[Items from a figure collection]
- - -
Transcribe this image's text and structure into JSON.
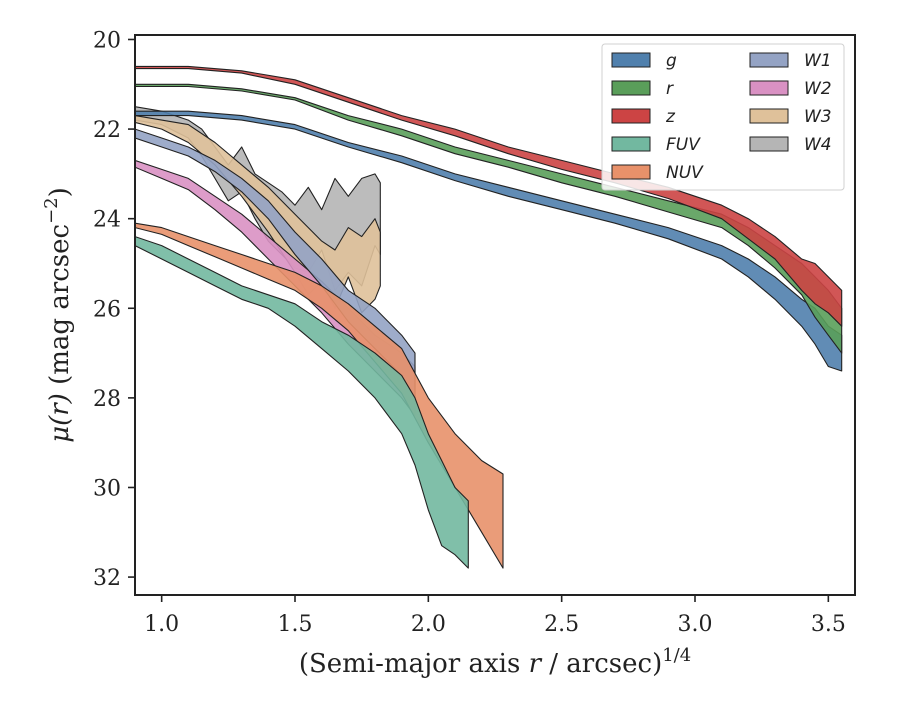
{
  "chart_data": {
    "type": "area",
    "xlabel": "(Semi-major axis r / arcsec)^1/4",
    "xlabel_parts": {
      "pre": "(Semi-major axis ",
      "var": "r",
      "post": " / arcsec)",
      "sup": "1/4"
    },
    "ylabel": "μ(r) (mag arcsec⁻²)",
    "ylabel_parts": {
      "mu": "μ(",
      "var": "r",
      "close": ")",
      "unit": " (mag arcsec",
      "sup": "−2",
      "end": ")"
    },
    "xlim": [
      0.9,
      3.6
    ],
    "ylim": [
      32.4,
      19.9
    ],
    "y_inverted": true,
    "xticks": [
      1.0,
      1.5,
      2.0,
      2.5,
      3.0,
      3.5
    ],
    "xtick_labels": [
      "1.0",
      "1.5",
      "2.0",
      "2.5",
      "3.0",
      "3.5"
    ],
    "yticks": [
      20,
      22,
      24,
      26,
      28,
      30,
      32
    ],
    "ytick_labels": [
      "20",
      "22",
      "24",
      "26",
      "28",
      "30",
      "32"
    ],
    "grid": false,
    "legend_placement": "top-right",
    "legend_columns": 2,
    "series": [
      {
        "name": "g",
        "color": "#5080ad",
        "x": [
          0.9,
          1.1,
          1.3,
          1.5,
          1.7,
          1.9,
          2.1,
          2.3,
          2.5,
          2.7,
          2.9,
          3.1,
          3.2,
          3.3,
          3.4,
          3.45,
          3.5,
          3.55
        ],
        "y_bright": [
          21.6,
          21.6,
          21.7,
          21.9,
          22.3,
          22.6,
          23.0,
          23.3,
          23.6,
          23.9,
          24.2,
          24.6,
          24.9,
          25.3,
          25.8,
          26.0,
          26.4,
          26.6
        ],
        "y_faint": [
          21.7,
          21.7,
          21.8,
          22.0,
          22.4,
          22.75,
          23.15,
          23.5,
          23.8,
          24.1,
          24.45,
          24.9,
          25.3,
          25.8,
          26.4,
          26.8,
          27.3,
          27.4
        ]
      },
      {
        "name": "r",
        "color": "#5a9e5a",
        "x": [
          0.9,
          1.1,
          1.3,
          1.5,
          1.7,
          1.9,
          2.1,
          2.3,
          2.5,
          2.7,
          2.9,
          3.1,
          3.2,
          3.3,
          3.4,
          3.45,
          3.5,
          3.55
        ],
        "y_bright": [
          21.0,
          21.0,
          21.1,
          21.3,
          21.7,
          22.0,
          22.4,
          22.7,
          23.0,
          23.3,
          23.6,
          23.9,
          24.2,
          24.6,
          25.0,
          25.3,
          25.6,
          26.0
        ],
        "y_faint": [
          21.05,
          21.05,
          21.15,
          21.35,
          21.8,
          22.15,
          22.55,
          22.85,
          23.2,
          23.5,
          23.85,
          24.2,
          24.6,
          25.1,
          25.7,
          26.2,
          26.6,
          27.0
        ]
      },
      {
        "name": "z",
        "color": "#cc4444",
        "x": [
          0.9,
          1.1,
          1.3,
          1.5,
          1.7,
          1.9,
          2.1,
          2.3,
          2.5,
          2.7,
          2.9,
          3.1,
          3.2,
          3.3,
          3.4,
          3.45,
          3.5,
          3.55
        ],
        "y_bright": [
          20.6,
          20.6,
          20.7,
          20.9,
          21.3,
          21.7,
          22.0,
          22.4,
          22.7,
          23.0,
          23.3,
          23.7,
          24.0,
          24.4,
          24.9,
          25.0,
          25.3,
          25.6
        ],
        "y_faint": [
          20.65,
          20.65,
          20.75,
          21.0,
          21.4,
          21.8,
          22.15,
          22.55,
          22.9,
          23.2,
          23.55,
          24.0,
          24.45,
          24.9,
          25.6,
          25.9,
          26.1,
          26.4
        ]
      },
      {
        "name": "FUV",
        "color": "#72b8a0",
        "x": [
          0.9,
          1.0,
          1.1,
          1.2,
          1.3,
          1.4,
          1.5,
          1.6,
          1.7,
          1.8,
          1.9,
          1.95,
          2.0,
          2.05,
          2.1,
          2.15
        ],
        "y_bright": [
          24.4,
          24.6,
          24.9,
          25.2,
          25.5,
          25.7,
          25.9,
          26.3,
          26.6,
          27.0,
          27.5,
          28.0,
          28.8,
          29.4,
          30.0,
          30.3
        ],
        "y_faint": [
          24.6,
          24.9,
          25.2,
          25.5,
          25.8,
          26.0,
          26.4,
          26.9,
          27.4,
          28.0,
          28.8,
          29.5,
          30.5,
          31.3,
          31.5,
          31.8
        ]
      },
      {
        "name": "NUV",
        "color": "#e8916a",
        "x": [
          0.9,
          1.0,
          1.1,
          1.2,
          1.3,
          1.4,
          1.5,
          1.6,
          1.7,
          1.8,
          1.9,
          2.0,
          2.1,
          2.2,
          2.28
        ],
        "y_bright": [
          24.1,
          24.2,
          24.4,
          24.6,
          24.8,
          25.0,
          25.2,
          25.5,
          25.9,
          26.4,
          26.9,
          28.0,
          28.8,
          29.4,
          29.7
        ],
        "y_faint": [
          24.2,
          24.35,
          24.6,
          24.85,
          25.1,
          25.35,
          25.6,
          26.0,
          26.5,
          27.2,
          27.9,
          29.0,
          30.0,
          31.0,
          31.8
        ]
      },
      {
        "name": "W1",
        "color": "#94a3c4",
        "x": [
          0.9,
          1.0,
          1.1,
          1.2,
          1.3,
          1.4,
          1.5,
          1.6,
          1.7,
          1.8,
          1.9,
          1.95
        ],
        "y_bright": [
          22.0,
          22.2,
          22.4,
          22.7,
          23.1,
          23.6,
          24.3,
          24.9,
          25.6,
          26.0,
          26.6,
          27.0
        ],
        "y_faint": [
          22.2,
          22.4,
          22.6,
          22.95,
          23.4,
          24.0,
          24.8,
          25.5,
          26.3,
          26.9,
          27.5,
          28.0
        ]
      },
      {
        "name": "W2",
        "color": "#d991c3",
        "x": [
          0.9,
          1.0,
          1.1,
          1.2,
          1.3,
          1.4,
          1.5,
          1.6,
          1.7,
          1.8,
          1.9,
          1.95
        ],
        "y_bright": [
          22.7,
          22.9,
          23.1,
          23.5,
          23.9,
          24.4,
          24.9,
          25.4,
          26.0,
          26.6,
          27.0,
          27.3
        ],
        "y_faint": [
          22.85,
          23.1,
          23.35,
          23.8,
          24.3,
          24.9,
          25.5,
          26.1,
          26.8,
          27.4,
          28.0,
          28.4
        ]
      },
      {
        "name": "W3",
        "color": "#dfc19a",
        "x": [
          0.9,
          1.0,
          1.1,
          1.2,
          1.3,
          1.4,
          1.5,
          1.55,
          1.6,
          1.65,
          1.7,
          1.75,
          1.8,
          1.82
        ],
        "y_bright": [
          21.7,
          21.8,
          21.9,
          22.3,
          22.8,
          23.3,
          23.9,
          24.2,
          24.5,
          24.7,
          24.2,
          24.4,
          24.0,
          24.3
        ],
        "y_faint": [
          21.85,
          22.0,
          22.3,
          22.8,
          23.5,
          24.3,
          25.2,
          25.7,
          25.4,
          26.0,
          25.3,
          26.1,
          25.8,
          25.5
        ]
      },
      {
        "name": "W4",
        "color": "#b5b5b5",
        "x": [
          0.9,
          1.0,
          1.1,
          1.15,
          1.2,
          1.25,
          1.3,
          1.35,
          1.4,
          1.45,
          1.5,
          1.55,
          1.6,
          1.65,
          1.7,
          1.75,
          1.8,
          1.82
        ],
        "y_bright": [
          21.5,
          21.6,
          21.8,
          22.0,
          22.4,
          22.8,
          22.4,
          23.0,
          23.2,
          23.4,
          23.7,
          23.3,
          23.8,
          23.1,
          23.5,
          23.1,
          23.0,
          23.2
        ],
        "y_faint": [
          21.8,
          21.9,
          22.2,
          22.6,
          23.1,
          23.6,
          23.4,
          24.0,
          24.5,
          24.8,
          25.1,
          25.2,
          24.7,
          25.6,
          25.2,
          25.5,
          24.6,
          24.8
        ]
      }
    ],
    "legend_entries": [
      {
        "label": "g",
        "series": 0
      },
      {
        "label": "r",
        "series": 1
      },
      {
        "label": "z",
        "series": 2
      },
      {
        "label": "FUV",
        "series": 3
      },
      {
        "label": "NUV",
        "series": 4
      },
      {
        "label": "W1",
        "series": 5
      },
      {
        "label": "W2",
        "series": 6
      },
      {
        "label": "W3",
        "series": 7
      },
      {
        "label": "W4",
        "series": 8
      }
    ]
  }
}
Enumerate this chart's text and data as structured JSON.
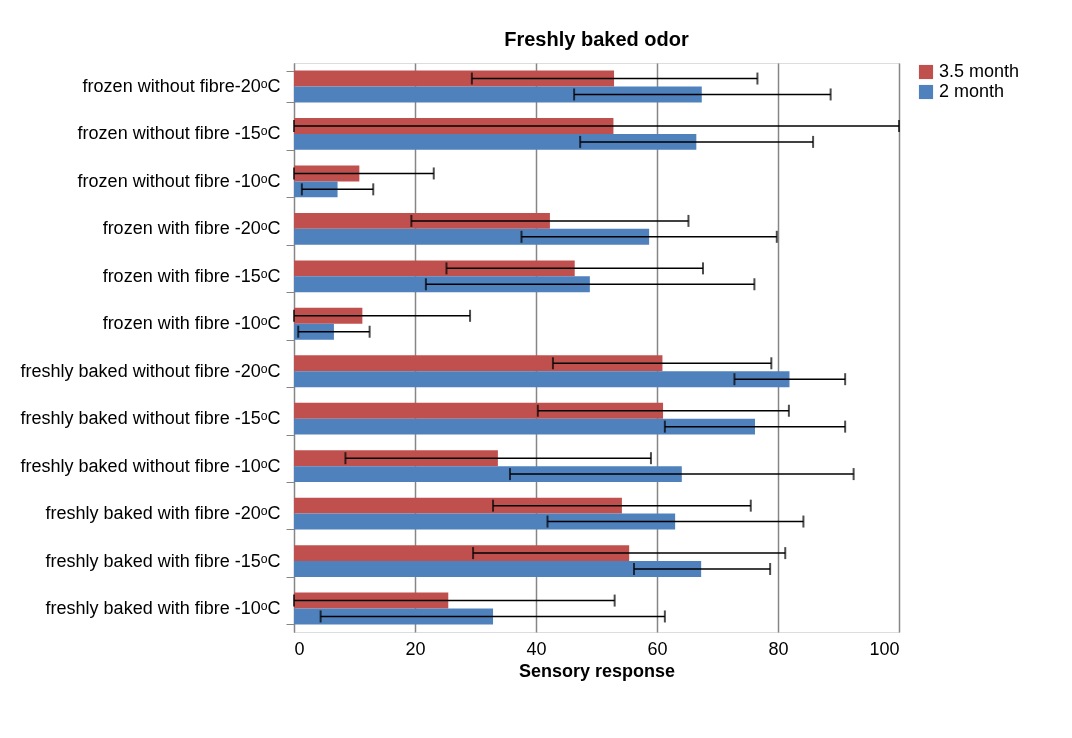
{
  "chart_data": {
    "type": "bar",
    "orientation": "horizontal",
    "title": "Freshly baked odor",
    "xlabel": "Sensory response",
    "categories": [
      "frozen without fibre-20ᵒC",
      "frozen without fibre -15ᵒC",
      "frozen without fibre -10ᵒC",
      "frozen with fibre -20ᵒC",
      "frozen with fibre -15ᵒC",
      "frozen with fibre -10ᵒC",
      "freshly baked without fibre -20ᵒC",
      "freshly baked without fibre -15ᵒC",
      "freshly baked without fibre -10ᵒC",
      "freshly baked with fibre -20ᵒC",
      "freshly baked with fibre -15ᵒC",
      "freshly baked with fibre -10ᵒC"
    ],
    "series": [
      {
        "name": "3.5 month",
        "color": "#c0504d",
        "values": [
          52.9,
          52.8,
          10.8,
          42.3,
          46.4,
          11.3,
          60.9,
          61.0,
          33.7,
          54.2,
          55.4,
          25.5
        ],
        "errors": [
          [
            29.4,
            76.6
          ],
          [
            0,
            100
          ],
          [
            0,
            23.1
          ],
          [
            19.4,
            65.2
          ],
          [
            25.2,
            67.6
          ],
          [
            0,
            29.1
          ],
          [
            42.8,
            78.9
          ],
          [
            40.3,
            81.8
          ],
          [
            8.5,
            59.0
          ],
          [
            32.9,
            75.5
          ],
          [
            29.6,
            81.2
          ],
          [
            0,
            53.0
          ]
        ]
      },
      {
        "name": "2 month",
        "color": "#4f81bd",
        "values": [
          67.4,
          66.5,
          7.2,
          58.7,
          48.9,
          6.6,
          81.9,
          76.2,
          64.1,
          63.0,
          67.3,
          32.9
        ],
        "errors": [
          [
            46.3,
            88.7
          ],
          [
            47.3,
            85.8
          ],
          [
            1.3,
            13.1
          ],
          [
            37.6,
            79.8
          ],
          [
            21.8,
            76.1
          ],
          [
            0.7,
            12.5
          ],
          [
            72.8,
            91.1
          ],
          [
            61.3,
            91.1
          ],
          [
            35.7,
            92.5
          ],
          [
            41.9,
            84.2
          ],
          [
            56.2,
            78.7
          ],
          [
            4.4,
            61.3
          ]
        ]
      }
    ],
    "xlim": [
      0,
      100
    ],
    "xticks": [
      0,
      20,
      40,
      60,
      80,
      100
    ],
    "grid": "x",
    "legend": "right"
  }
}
- - -
_Challenge_
What is the number of lines above that hold the string "axis"? Answer with that number alone.

_Response for this exercise_
2